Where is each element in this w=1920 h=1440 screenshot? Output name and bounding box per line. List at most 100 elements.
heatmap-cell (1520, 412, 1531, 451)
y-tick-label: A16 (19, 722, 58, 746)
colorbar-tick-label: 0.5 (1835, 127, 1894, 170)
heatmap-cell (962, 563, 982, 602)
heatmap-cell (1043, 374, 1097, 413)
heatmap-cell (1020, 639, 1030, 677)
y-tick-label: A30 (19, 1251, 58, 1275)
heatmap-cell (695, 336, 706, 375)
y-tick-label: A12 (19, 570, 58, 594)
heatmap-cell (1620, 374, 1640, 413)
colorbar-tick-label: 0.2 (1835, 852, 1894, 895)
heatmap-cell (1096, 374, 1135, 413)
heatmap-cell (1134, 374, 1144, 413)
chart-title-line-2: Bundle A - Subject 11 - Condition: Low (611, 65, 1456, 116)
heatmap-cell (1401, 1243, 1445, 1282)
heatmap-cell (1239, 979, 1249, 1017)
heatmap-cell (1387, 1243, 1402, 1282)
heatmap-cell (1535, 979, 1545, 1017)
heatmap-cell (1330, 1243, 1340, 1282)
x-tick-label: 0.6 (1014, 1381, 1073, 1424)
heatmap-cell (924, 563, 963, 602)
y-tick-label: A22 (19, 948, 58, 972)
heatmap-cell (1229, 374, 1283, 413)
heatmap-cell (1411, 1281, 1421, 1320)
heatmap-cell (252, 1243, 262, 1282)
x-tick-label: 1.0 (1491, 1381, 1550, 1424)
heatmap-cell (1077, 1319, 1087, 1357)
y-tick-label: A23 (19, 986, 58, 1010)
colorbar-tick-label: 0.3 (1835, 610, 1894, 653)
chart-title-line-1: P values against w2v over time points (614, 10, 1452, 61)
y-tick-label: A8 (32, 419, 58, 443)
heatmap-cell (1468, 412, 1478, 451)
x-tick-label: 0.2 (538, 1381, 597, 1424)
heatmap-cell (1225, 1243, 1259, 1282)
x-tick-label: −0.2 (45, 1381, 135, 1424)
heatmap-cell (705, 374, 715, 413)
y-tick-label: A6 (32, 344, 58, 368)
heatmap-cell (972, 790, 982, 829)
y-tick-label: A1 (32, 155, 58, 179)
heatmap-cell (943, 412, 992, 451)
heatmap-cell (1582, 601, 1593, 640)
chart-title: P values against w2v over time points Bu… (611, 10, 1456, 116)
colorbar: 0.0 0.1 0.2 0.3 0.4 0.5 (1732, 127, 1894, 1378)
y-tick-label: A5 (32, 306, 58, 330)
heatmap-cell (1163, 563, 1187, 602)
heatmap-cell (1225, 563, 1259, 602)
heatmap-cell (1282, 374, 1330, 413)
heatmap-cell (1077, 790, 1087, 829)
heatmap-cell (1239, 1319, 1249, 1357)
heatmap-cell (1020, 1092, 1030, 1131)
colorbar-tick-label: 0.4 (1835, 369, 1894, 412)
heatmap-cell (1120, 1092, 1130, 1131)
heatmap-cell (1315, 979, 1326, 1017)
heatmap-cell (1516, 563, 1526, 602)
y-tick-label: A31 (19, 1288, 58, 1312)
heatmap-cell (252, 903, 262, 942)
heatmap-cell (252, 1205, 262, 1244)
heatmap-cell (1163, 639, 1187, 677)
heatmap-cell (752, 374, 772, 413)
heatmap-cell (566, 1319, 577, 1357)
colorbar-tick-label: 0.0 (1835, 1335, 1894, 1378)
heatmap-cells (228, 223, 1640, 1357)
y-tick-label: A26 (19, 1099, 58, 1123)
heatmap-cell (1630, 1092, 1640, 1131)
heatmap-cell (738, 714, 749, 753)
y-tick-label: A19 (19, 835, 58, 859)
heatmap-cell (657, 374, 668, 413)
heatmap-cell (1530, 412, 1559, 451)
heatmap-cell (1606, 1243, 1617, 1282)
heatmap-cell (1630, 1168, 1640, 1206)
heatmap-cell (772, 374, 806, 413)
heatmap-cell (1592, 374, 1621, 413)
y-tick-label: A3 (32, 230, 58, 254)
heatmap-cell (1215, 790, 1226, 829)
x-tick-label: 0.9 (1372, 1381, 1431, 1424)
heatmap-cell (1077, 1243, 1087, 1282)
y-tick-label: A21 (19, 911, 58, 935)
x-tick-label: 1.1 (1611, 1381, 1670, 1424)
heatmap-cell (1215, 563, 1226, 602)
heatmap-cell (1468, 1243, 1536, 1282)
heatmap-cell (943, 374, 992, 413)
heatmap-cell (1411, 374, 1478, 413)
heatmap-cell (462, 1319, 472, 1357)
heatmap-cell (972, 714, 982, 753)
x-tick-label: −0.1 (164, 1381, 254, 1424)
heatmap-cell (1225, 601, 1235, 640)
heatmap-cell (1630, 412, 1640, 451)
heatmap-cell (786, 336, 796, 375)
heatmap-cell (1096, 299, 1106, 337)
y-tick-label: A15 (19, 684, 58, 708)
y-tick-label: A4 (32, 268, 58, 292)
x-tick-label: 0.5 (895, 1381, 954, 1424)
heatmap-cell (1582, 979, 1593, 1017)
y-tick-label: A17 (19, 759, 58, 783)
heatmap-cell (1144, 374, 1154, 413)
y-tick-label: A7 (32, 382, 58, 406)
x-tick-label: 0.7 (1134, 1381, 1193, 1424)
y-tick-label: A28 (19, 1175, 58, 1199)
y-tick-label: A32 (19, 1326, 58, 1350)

● ● ● ●

Rewrite the listing above with every "y-tick-label" swapped for "row-label", leaving everything else unchanged.

__TASK RESULT__
Where is each element in this w=1920 h=1440 screenshot? Output name and bounding box per line. List at most 100 elements.
heatmap-cell (1520, 412, 1531, 451)
row-label: A16 (19, 722, 58, 746)
colorbar-tick-label: 0.5 (1835, 127, 1894, 170)
heatmap-cell (962, 563, 982, 602)
heatmap-cell (1043, 374, 1097, 413)
heatmap-cell (1020, 639, 1030, 677)
row-label: A30 (19, 1251, 58, 1275)
heatmap-cell (695, 336, 706, 375)
row-label: A12 (19, 570, 58, 594)
heatmap-cell (1620, 374, 1640, 413)
colorbar-tick-label: 0.2 (1835, 852, 1894, 895)
heatmap-cell (1096, 374, 1135, 413)
heatmap-cell (1134, 374, 1144, 413)
chart-title-line-2: Bundle A - Subject 11 - Condition: Low (611, 65, 1456, 116)
heatmap-cell (1401, 1243, 1445, 1282)
heatmap-cell (1239, 979, 1249, 1017)
heatmap-cell (1387, 1243, 1402, 1282)
heatmap-cell (1535, 979, 1545, 1017)
heatmap-cell (1330, 1243, 1340, 1282)
x-tick-label: 0.6 (1014, 1381, 1073, 1424)
heatmap-cell (924, 563, 963, 602)
row-label: A22 (19, 948, 58, 972)
heatmap-cell (1229, 374, 1283, 413)
heatmap-cell (1411, 1281, 1421, 1320)
heatmap-cell (252, 1243, 262, 1282)
x-tick-label: 1.0 (1491, 1381, 1550, 1424)
heatmap-cell (1077, 1319, 1087, 1357)
row-label: A23 (19, 986, 58, 1010)
colorbar-tick-label: 0.3 (1835, 610, 1894, 653)
chart-title-line-1: P values against w2v over time points (614, 10, 1452, 61)
row-label: A8 (32, 419, 58, 443)
heatmap-cell (1468, 412, 1478, 451)
x-tick-label: 0.2 (538, 1381, 597, 1424)
heatmap-cell (1225, 1243, 1259, 1282)
x-tick-label: −0.2 (45, 1381, 135, 1424)
heatmap-cell (705, 374, 715, 413)
row-label: A6 (32, 344, 58, 368)
heatmap-cell (972, 790, 982, 829)
row-label: A1 (32, 155, 58, 179)
heatmap-cell (943, 412, 992, 451)
heatmap-cell (1582, 601, 1593, 640)
chart-title: P values against w2v over time points Bu… (611, 10, 1456, 116)
colorbar: 0.0 0.1 0.2 0.3 0.4 0.5 (1732, 127, 1894, 1378)
row-label: A5 (32, 306, 58, 330)
heatmap-cell (1163, 563, 1187, 602)
heatmap-cell (1225, 563, 1259, 602)
heatmap-cell (1282, 374, 1330, 413)
heatmap-cell (1077, 790, 1087, 829)
heatmap-cell (1239, 1319, 1249, 1357)
heatmap-cell (1020, 1092, 1030, 1131)
colorbar-tick-label: 0.4 (1835, 369, 1894, 412)
heatmap-cell (1120, 1092, 1130, 1131)
heatmap-cell (1315, 979, 1326, 1017)
heatmap-cell (1516, 563, 1526, 602)
row-label: A31 (19, 1288, 58, 1312)
heatmap-cell (252, 903, 262, 942)
heatmap-cell (252, 1205, 262, 1244)
heatmap-cell (1163, 639, 1187, 677)
heatmap-cell (752, 374, 772, 413)
heatmap-cell (566, 1319, 577, 1357)
colorbar-tick-label: 0.0 (1835, 1335, 1894, 1378)
heatmap-cells (228, 223, 1640, 1357)
row-label: A26 (19, 1099, 58, 1123)
heatmap-cell (1630, 1092, 1640, 1131)
heatmap-cell (738, 714, 749, 753)
row-label: A19 (19, 835, 58, 859)
heatmap-cell (657, 374, 668, 413)
heatmap-cell (1530, 412, 1559, 451)
heatmap-cell (1606, 1243, 1617, 1282)
heatmap-cell (1630, 1168, 1640, 1206)
heatmap-cell (772, 374, 806, 413)
heatmap-cell (1592, 374, 1621, 413)
row-label: A3 (32, 230, 58, 254)
heatmap-cell (1215, 790, 1226, 829)
x-tick-label: 0.9 (1372, 1381, 1431, 1424)
heatmap-cell (1077, 1243, 1087, 1282)
row-label: A21 (19, 911, 58, 935)
x-tick-label: 1.1 (1611, 1381, 1670, 1424)
heatmap-cell (1215, 563, 1226, 602)
heatmap-cell (1468, 1243, 1536, 1282)
heatmap-cell (943, 374, 992, 413)
heatmap-cell (1411, 374, 1478, 413)
heatmap-cell (462, 1319, 472, 1357)
heatmap-cell (972, 714, 982, 753)
x-tick-label: −0.1 (164, 1381, 254, 1424)
heatmap-cell (1225, 601, 1235, 640)
heatmap-cell (1630, 412, 1640, 451)
heatmap-cell (786, 336, 796, 375)
heatmap-cell (1096, 299, 1106, 337)
row-label: A15 (19, 684, 58, 708)
row-label: A4 (32, 268, 58, 292)
x-tick-label: 0.5 (895, 1381, 954, 1424)
heatmap-cell (1582, 979, 1593, 1017)
row-label: A17 (19, 759, 58, 783)
heatmap-cell (1144, 374, 1154, 413)
row-label: A7 (32, 382, 58, 406)
x-tick-label: 0.7 (1134, 1381, 1193, 1424)
row-label: A28 (19, 1175, 58, 1199)
row-label: A32 (19, 1326, 58, 1350)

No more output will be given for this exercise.